## Records contained in a dataset
━━━━━━━━

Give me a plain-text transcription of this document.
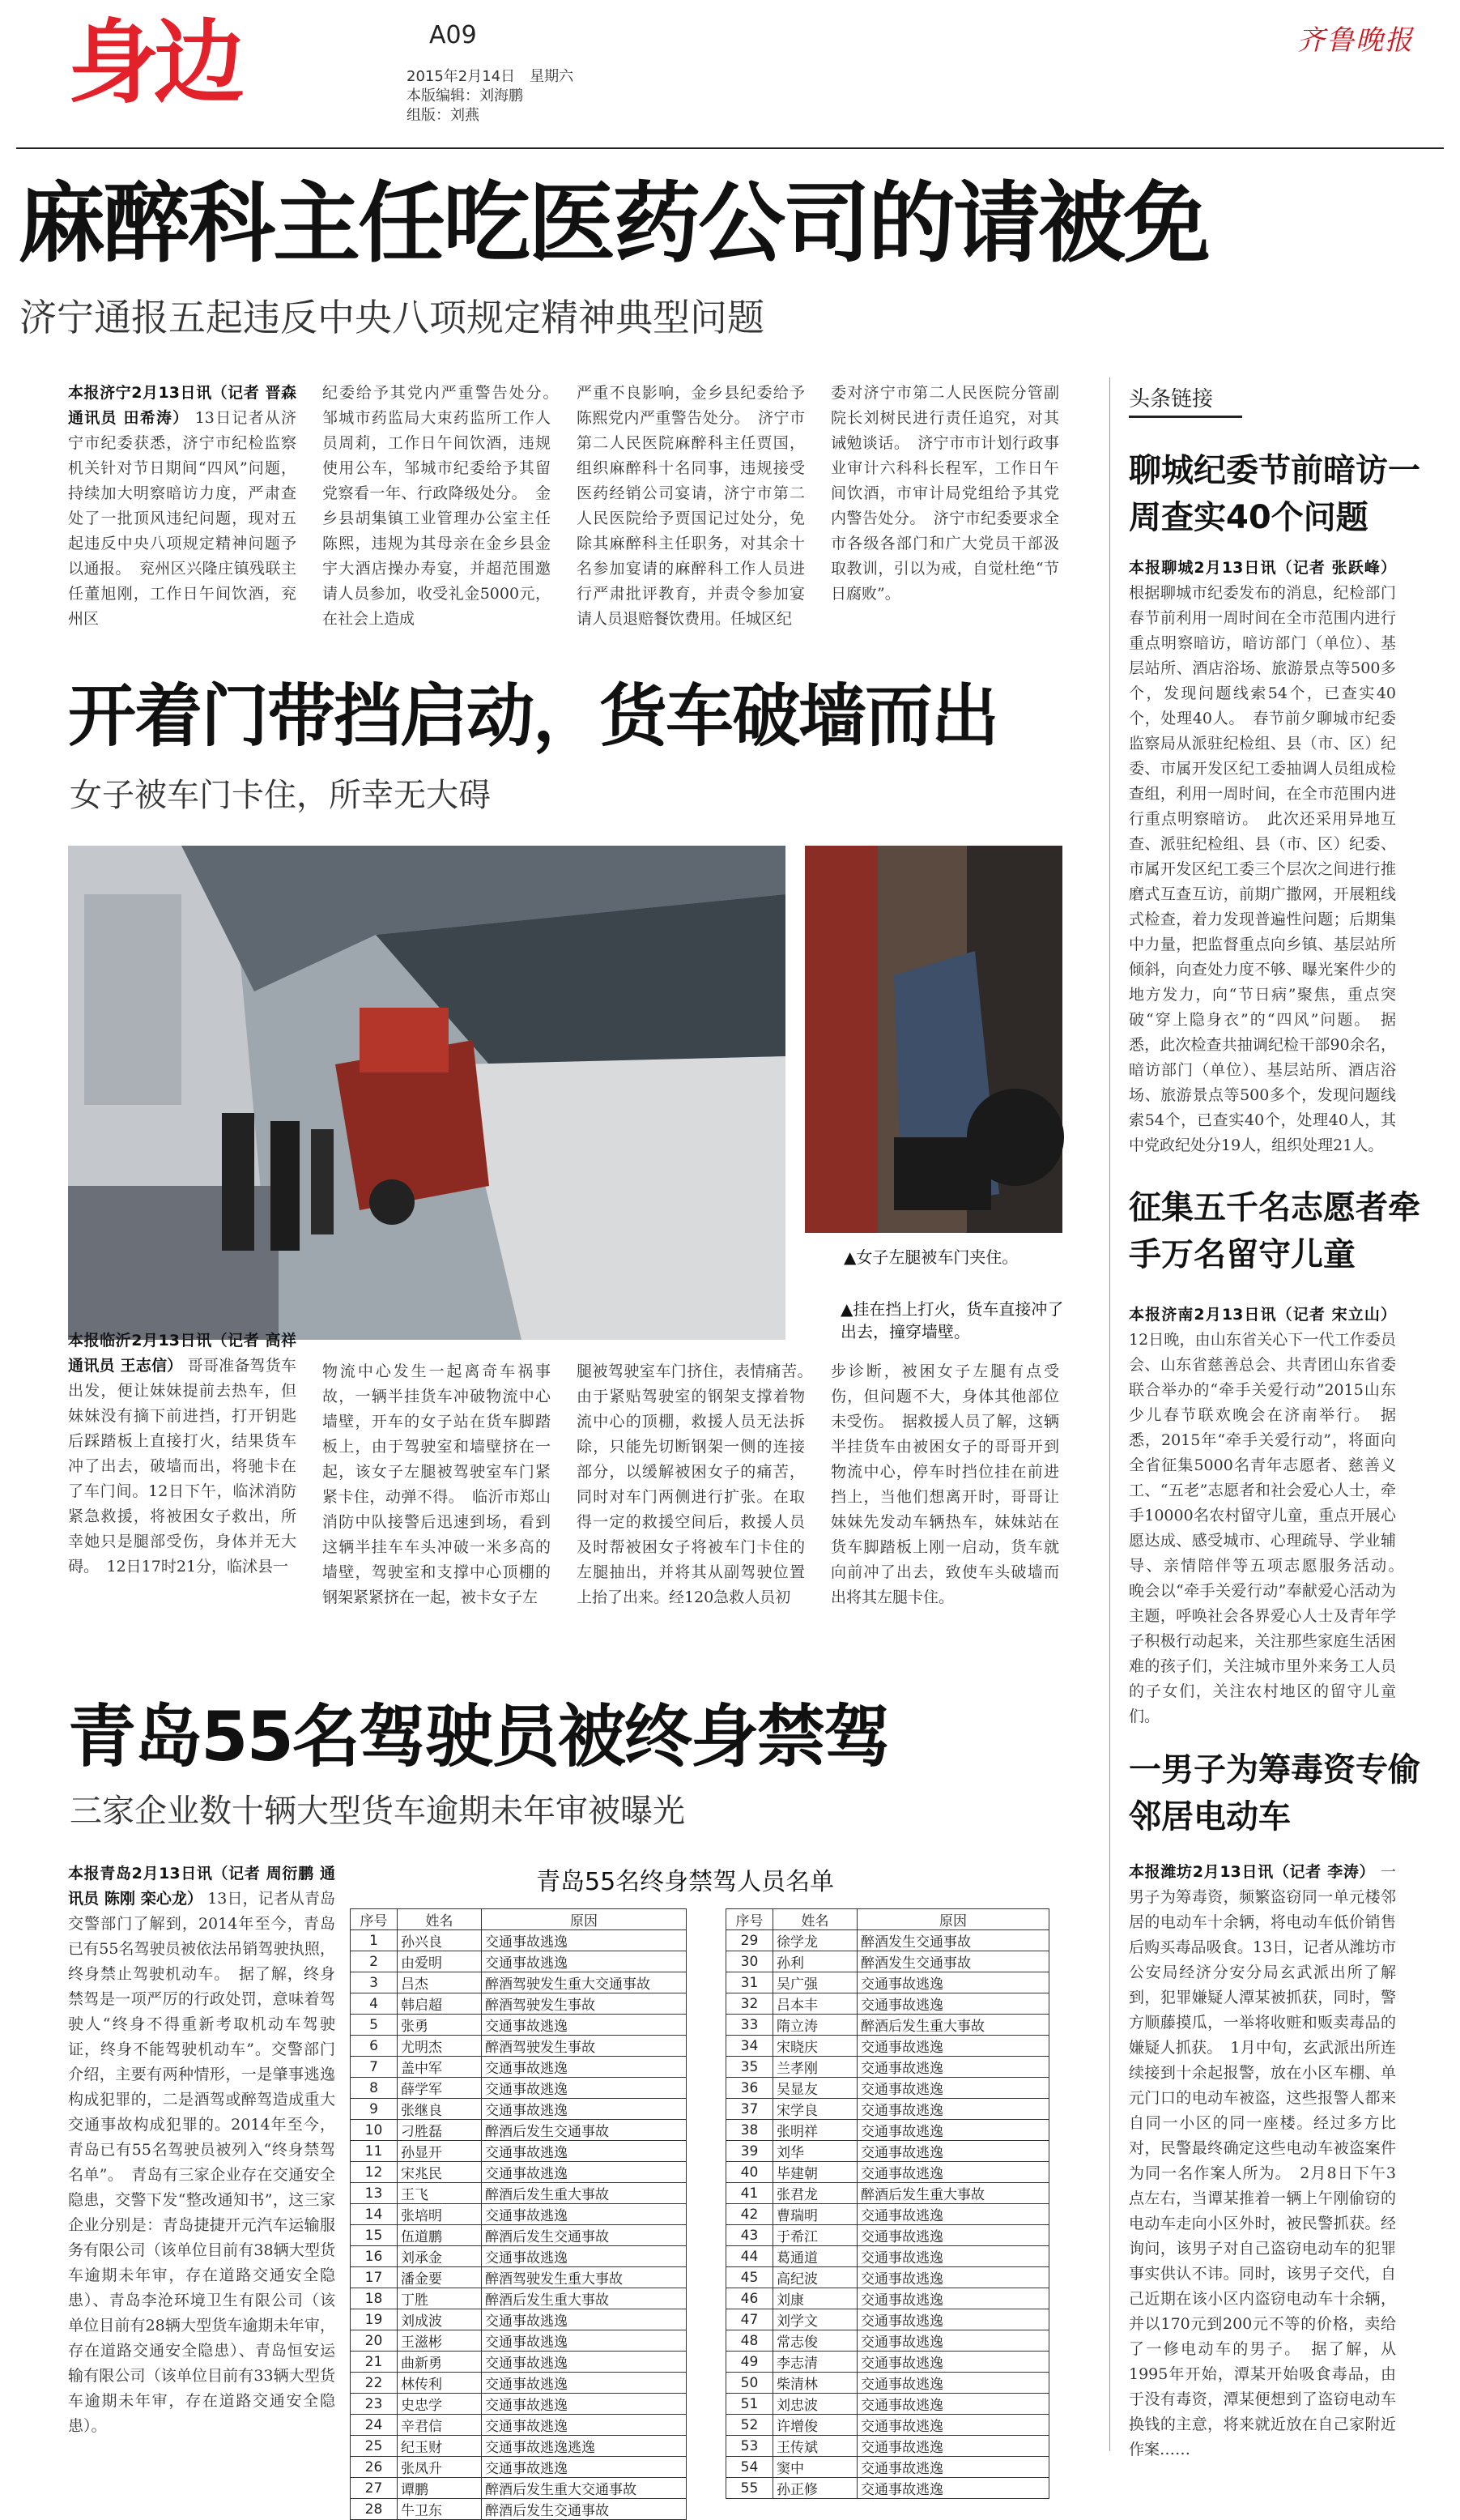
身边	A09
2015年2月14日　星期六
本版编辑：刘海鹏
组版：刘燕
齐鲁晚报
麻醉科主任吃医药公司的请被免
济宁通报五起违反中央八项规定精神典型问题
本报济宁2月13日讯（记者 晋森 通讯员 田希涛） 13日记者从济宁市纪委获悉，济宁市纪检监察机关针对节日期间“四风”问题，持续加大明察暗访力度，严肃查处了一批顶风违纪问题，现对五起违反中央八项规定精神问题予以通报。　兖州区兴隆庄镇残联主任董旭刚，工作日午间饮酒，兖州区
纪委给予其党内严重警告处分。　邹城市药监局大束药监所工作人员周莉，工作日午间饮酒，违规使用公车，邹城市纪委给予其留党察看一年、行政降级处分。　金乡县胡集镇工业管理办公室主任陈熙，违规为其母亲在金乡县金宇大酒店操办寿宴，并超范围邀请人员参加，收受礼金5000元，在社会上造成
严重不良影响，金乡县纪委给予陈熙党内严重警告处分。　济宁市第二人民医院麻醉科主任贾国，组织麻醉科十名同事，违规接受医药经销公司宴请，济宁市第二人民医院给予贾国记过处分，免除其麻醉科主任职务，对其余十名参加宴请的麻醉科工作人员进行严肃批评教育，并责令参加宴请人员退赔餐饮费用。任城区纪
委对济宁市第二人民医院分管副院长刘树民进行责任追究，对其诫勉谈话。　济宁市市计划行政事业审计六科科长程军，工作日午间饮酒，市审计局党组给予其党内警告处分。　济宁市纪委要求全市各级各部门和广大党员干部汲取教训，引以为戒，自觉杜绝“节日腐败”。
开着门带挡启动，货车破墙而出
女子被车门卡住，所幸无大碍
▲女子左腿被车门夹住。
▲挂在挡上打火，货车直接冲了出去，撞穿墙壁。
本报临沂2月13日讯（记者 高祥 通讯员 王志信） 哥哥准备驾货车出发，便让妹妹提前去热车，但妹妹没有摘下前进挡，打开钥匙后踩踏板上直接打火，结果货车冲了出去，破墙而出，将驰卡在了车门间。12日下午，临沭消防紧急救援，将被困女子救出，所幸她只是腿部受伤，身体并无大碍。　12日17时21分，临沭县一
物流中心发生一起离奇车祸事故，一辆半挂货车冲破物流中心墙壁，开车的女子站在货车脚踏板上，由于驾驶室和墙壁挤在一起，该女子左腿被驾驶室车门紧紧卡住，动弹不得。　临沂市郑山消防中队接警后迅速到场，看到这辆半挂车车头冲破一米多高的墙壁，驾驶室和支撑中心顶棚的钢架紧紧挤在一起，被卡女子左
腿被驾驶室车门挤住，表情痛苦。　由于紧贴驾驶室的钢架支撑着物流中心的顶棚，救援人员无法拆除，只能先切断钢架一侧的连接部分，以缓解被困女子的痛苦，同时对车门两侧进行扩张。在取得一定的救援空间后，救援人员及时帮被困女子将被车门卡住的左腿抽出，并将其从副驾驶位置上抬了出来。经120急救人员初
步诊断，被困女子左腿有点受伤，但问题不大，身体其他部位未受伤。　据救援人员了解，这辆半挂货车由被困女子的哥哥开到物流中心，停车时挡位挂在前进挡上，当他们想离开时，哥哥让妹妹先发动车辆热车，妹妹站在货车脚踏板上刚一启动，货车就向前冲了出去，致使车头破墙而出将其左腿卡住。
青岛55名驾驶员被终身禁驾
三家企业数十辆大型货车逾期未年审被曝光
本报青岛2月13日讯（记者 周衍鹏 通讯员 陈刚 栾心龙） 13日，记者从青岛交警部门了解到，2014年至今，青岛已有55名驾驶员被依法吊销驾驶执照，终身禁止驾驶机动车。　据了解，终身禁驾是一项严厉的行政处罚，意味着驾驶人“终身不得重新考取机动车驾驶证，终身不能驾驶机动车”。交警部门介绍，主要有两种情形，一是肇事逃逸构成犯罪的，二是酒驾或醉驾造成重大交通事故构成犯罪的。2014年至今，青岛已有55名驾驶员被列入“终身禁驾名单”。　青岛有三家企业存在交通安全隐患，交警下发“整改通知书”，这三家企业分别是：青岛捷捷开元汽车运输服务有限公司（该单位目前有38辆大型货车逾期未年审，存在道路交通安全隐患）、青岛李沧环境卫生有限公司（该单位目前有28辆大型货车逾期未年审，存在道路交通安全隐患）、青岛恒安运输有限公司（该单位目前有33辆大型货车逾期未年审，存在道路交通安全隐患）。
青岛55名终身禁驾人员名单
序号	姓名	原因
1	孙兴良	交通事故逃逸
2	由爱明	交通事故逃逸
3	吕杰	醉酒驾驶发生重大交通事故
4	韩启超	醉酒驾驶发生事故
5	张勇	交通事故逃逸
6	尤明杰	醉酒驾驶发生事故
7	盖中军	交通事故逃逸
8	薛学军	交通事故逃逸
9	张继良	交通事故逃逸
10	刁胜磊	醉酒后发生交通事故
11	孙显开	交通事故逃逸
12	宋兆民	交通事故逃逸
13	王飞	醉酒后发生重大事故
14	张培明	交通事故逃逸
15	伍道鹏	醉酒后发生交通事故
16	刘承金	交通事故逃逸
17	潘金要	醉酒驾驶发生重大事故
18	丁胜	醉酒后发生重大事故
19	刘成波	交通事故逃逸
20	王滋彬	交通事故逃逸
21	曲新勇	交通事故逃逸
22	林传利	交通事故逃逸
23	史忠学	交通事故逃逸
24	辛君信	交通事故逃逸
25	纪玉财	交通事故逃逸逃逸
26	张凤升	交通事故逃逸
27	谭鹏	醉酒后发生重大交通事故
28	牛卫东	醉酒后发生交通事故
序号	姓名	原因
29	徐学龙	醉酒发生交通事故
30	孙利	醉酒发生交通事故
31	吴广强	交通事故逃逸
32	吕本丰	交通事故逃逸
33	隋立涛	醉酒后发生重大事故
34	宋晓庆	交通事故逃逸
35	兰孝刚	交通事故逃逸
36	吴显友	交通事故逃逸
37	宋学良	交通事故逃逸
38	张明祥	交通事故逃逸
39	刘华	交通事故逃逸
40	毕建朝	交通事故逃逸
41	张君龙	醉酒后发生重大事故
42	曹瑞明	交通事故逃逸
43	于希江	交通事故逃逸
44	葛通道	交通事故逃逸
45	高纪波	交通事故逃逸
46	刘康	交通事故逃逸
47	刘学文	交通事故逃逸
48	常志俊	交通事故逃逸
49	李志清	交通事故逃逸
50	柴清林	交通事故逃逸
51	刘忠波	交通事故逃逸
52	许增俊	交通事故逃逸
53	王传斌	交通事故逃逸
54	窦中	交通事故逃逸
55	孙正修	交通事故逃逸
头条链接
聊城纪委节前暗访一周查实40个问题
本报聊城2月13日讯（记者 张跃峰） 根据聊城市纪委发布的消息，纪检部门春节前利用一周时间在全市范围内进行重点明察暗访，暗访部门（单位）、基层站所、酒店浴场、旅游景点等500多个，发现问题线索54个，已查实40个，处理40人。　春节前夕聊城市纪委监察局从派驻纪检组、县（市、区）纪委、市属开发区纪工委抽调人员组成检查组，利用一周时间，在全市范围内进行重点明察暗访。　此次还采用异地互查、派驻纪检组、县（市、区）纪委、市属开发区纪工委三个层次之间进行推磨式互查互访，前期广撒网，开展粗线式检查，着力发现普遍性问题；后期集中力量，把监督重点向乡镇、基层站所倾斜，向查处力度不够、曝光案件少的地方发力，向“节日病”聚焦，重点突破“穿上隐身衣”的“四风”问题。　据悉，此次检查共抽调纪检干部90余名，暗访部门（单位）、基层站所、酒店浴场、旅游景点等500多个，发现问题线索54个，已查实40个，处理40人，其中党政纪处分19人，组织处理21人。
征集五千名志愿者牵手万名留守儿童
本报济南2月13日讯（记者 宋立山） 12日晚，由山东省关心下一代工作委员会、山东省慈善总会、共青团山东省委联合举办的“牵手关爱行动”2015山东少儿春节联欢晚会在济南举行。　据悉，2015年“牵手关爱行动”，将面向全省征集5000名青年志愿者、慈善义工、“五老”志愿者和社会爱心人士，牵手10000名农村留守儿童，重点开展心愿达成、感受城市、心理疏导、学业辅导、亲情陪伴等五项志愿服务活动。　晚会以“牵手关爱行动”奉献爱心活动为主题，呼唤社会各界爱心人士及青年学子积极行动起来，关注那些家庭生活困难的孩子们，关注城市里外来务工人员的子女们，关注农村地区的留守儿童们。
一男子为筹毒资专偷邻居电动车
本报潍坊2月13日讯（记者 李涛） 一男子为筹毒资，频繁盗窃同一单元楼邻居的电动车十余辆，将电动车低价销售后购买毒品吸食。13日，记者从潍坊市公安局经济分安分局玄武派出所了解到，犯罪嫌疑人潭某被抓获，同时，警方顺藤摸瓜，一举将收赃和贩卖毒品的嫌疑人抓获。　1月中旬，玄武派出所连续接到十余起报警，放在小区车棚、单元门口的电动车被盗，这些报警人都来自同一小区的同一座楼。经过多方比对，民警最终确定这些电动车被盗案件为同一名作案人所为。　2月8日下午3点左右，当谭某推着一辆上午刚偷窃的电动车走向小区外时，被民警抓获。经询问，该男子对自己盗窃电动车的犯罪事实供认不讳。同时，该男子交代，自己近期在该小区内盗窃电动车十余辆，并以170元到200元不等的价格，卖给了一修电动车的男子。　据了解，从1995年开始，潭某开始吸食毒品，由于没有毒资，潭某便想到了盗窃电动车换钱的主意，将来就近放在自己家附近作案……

━━━━━━━━

## PROBLEM DESCRIPTION
Pull every line containing the word "醉酒后发生交通事故" out of the entries above.

## REPLY
10	刁胜磊	醉酒后发生交通事故
15	伍道鹏	醉酒后发生交通事故
28	牛卫东	醉酒后发生交通事故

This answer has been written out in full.